» Data records:
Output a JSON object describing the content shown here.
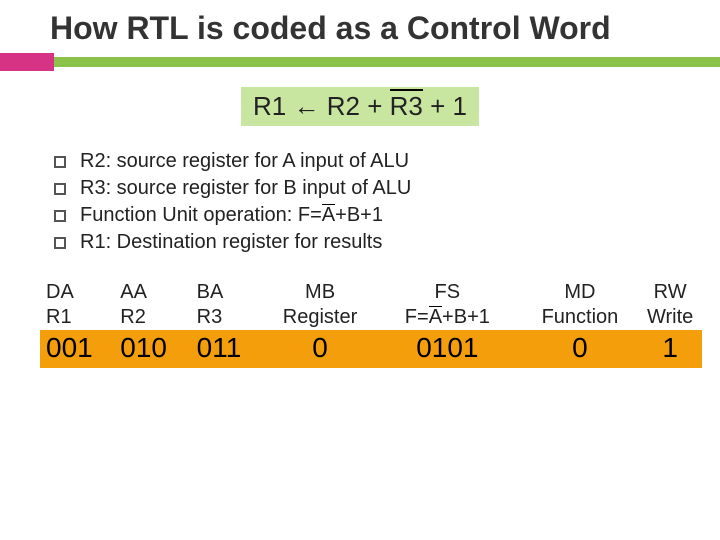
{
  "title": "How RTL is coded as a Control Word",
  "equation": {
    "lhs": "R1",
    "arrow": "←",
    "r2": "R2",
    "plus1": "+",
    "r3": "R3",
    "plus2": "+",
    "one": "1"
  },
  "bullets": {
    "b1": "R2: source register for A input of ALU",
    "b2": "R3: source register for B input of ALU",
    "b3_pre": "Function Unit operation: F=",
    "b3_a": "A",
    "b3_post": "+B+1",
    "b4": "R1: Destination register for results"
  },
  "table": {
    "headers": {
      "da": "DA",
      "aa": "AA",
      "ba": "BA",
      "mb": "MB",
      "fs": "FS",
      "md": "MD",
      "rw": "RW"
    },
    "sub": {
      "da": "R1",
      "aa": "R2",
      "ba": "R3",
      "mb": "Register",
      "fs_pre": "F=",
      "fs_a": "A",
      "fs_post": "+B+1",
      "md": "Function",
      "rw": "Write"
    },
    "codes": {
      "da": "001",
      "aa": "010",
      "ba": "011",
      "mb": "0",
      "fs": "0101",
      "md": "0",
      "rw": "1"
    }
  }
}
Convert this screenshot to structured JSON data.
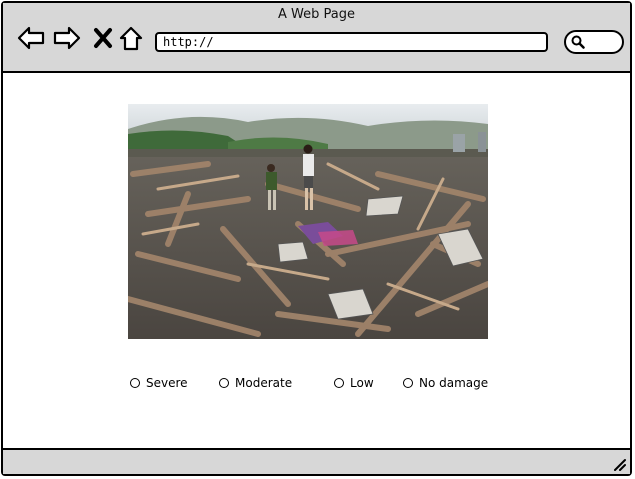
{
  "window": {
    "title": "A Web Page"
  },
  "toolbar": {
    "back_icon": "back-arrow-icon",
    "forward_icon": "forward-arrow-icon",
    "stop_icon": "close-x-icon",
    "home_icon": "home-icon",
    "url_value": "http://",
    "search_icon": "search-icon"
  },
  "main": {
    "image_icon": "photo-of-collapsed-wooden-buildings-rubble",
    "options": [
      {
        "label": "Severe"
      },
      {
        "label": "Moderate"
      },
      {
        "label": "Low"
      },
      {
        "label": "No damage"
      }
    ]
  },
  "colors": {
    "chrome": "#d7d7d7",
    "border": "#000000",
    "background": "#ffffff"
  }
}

» PROBLEM TO WORK ON: Where a line in the entries holds the word "arrow", copy that line.

» REPLY TO THE TASK:
    "arrow": "←",
    "back_icon": "back-arrow-icon",
    "forward_icon": "forward-arrow-icon",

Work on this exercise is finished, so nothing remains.